EXERCISE – Return the records in full, exactly as given.

— START SOURCE DATA —

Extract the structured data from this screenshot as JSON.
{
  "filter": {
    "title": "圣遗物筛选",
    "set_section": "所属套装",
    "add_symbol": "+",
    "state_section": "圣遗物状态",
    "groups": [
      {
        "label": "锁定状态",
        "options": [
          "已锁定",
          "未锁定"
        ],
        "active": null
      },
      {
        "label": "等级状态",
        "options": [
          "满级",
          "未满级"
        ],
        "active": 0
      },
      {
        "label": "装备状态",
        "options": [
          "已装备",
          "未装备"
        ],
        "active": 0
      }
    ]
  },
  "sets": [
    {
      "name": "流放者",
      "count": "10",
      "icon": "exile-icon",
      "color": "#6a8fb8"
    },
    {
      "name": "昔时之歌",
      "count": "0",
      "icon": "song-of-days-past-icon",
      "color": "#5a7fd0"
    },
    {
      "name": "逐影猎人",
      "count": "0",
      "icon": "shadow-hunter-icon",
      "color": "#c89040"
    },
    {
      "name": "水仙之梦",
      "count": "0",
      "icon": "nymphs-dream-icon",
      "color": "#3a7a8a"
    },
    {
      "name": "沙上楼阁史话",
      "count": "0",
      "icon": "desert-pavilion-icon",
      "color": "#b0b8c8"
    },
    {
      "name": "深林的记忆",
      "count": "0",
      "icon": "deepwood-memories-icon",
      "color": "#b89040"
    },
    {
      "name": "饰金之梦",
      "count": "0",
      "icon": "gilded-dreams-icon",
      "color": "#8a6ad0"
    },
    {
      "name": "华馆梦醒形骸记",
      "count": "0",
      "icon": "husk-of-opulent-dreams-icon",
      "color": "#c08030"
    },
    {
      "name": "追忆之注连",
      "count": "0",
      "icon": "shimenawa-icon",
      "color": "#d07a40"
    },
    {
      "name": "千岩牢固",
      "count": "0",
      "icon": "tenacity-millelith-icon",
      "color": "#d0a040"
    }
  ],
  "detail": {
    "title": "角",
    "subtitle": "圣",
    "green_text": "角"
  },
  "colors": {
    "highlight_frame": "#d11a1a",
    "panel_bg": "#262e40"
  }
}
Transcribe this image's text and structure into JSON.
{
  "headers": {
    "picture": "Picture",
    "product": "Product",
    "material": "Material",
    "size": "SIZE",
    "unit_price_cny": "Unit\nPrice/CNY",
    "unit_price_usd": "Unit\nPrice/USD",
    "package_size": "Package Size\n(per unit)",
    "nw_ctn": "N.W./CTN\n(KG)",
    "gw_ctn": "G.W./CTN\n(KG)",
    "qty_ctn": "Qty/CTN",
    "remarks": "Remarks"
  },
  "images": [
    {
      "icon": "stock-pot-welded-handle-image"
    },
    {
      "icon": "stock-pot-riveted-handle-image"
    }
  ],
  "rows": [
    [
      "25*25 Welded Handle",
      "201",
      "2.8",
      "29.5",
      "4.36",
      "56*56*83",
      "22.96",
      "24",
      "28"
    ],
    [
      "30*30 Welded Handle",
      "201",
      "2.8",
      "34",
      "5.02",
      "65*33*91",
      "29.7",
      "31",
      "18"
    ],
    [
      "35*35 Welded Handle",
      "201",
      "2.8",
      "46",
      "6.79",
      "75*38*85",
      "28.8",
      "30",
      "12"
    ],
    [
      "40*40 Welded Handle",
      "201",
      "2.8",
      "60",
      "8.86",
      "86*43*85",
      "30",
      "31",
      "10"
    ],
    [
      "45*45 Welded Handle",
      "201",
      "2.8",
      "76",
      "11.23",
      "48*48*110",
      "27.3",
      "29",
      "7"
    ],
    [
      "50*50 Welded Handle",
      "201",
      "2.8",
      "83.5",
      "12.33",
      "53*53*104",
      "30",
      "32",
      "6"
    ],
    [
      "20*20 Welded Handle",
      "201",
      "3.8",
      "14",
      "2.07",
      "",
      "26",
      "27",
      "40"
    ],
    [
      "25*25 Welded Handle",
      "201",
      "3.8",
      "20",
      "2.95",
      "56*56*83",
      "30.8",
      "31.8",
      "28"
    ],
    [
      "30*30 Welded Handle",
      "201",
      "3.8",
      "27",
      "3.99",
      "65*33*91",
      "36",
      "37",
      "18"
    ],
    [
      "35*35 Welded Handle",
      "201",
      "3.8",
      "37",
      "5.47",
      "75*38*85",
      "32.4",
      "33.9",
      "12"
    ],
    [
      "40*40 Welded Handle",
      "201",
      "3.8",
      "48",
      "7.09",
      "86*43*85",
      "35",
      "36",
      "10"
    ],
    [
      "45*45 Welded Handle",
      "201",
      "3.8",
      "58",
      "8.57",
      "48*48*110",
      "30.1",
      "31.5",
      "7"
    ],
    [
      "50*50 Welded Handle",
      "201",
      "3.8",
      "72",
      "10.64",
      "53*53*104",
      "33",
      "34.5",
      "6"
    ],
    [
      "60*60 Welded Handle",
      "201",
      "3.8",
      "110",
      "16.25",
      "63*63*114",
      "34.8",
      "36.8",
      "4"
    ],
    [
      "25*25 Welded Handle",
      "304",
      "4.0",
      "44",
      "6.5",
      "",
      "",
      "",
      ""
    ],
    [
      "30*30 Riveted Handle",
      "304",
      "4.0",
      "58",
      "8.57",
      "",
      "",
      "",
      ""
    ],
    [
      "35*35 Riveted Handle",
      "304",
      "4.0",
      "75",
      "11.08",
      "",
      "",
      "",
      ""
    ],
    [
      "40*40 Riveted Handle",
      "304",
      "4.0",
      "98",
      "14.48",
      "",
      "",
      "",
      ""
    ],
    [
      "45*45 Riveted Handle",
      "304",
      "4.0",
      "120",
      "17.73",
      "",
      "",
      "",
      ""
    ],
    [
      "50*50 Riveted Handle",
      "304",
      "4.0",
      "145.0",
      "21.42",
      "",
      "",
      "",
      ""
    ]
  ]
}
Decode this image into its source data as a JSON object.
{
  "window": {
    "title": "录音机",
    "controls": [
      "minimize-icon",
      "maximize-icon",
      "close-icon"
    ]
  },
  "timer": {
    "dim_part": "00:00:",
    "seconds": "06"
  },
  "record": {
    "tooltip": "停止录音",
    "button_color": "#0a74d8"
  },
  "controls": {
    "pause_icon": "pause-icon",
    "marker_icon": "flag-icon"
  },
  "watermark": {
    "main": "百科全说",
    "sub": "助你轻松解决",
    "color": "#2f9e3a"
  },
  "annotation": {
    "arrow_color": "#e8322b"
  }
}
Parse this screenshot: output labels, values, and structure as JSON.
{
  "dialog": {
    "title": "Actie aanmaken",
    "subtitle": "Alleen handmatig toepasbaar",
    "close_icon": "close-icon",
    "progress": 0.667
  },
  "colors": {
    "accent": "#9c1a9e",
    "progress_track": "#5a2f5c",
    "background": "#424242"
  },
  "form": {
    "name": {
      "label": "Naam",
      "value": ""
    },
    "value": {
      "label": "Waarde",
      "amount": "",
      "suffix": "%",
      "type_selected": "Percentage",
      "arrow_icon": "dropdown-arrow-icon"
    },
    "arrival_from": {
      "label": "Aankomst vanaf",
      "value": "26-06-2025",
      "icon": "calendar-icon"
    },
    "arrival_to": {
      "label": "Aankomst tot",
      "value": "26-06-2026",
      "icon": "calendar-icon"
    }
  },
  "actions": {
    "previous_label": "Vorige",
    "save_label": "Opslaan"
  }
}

— END SOURCE DATA —

EXERCISE RESPONSE –
Extract the structured data from this screenshot as JSON.
{
  "filter": {
    "title": "圣遗物筛选",
    "set_section": "所属套装",
    "add_symbol": "+",
    "state_section": "圣遗物状态",
    "groups": [
      {
        "label": "锁定状态",
        "options": [
          "已锁定",
          "未锁定"
        ],
        "active": null
      },
      {
        "label": "等级状态",
        "options": [
          "满级",
          "未满级"
        ],
        "active": 0
      },
      {
        "label": "装备状态",
        "options": [
          "已装备",
          "未装备"
        ],
        "active": 0
      }
    ]
  },
  "sets": [
    {
      "name": "流放者",
      "count": "10",
      "icon": "exile-icon",
      "color": "#6a8fb8"
    },
    {
      "name": "昔时之歌",
      "count": "0",
      "icon": "song-of-days-past-icon",
      "color": "#5a7fd0"
    },
    {
      "name": "逐影猎人",
      "count": "0",
      "icon": "shadow-hunter-icon",
      "color": "#c89040"
    },
    {
      "name": "水仙之梦",
      "count": "0",
      "icon": "nymphs-dream-icon",
      "color": "#3a7a8a"
    },
    {
      "name": "沙上楼阁史话",
      "count": "0",
      "icon": "desert-pavilion-icon",
      "color": "#b0b8c8"
    },
    {
      "name": "深林的记忆",
      "count": "0",
      "icon": "deepwood-memories-icon",
      "color": "#b89040"
    },
    {
      "name": "饰金之梦",
      "count": "0",
      "icon": "gilded-dreams-icon",
      "color": "#8a6ad0"
    },
    {
      "name": "华馆梦醒形骸记",
      "count": "0",
      "icon": "husk-of-opulent-dreams-icon",
      "color": "#c08030"
    },
    {
      "name": "追忆之注连",
      "count": "0",
      "icon": "shimenawa-icon",
      "color": "#d07a40"
    },
    {
      "name": "千岩牢固",
      "count": "0",
      "icon": "tenacity-millelith-icon",
      "color": "#d0a040"
    }
  ],
  "detail": {
    "title": "角",
    "subtitle": "圣",
    "green_text": "角"
  },
  "colors": {
    "highlight_frame": "#d11a1a",
    "panel_bg": "#262e40"
  }
}
Transcribe this image's text and structure into JSON.
{
  "headers": {
    "picture": "Picture",
    "product": "Product",
    "material": "Material",
    "size": "SIZE",
    "unit_price_cny": "Unit\nPrice/CNY",
    "unit_price_usd": "Unit\nPrice/USD",
    "package_size": "Package Size\n(per unit)",
    "nw_ctn": "N.W./CTN\n(KG)",
    "gw_ctn": "G.W./CTN\n(KG)",
    "qty_ctn": "Qty/CTN",
    "remarks": "Remarks"
  },
  "images": [
    {
      "icon": "stock-pot-welded-handle-image"
    },
    {
      "icon": "stock-pot-riveted-handle-image"
    }
  ],
  "rows": [
    [
      "25*25 Welded Handle",
      "201",
      "2.8",
      "29.5",
      "4.36",
      "56*56*83",
      "22.96",
      "24",
      "28"
    ],
    [
      "30*30 Welded Handle",
      "201",
      "2.8",
      "34",
      "5.02",
      "65*33*91",
      "29.7",
      "31",
      "18"
    ],
    [
      "35*35 Welded Handle",
      "201",
      "2.8",
      "46",
      "6.79",
      "75*38*85",
      "28.8",
      "30",
      "12"
    ],
    [
      "40*40 Welded Handle",
      "201",
      "2.8",
      "60",
      "8.86",
      "86*43*85",
      "30",
      "31",
      "10"
    ],
    [
      "45*45 Welded Handle",
      "201",
      "2.8",
      "76",
      "11.23",
      "48*48*110",
      "27.3",
      "29",
      "7"
    ],
    [
      "50*50 Welded Handle",
      "201",
      "2.8",
      "83.5",
      "12.33",
      "53*53*104",
      "30",
      "32",
      "6"
    ],
    [
      "20*20 Welded Handle",
      "201",
      "3.8",
      "14",
      "2.07",
      "",
      "26",
      "27",
      "40"
    ],
    [
      "25*25 Welded Handle",
      "201",
      "3.8",
      "20",
      "2.95",
      "56*56*83",
      "30.8",
      "31.8",
      "28"
    ],
    [
      "30*30 Welded Handle",
      "201",
      "3.8",
      "27",
      "3.99",
      "65*33*91",
      "36",
      "37",
      "18"
    ],
    [
      "35*35 Welded Handle",
      "201",
      "3.8",
      "37",
      "5.47",
      "75*38*85",
      "32.4",
      "33.9",
      "12"
    ],
    [
      "40*40 Welded Handle",
      "201",
      "3.8",
      "48",
      "7.09",
      "86*43*85",
      "35",
      "36",
      "10"
    ],
    [
      "45*45 Welded Handle",
      "201",
      "3.8",
      "58",
      "8.57",
      "48*48*110",
      "30.1",
      "31.5",
      "7"
    ],
    [
      "50*50 Welded Handle",
      "201",
      "3.8",
      "72",
      "10.64",
      "53*53*104",
      "33",
      "34.5",
      "6"
    ],
    [
      "60*60 Welded Handle",
      "201",
      "3.8",
      "110",
      "16.25",
      "63*63*114",
      "34.8",
      "36.8",
      "4"
    ],
    [
      "25*25 Welded Handle",
      "304",
      "4.0",
      "44",
      "6.5",
      "",
      "",
      "",
      ""
    ],
    [
      "30*30 Riveted Handle",
      "304",
      "4.0",
      "58",
      "8.57",
      "",
      "",
      "",
      ""
    ],
    [
      "35*35 Riveted Handle",
      "304",
      "4.0",
      "75",
      "11.08",
      "",
      "",
      "",
      ""
    ],
    [
      "40*40 Riveted Handle",
      "304",
      "4.0",
      "98",
      "14.48",
      "",
      "",
      "",
      ""
    ],
    [
      "45*45 Riveted Handle",
      "304",
      "4.0",
      "120",
      "17.73",
      "",
      "",
      "",
      ""
    ],
    [
      "50*50 Riveted Handle",
      "304",
      "4.0",
      "145.0",
      "21.42",
      "",
      "",
      "",
      ""
    ]
  ]
}
Decode this image into its source data as a JSON object.
{
  "window": {
    "title": "录音机",
    "controls": [
      "minimize-icon",
      "maximize-icon",
      "close-icon"
    ]
  },
  "timer": {
    "dim_part": "00:00:",
    "seconds": "06"
  },
  "record": {
    "tooltip": "停止录音",
    "button_color": "#0a74d8"
  },
  "controls": {
    "pause_icon": "pause-icon",
    "marker_icon": "flag-icon"
  },
  "watermark": {
    "main": "百科全说",
    "sub": "助你轻松解决",
    "color": "#2f9e3a"
  },
  "annotation": {
    "arrow_color": "#e8322b"
  }
}
Parse this screenshot: output labels, values, and structure as JSON.
{
  "dialog": {
    "title": "Actie aanmaken",
    "subtitle": "Alleen handmatig toepasbaar",
    "close_icon": "close-icon",
    "progress": 0.667
  },
  "colors": {
    "accent": "#9c1a9e",
    "progress_track": "#5a2f5c",
    "background": "#424242"
  },
  "form": {
    "name": {
      "label": "Naam",
      "value": ""
    },
    "value": {
      "label": "Waarde",
      "amount": "",
      "suffix": "%",
      "type_selected": "Percentage",
      "arrow_icon": "dropdown-arrow-icon"
    },
    "arrival_from": {
      "label": "Aankomst vanaf",
      "value": "26-06-2025",
      "icon": "calendar-icon"
    },
    "arrival_to": {
      "label": "Aankomst tot",
      "value": "26-06-2026",
      "icon": "calendar-icon"
    }
  },
  "actions": {
    "previous_label": "Vorige",
    "save_label": "Opslaan"
  }
}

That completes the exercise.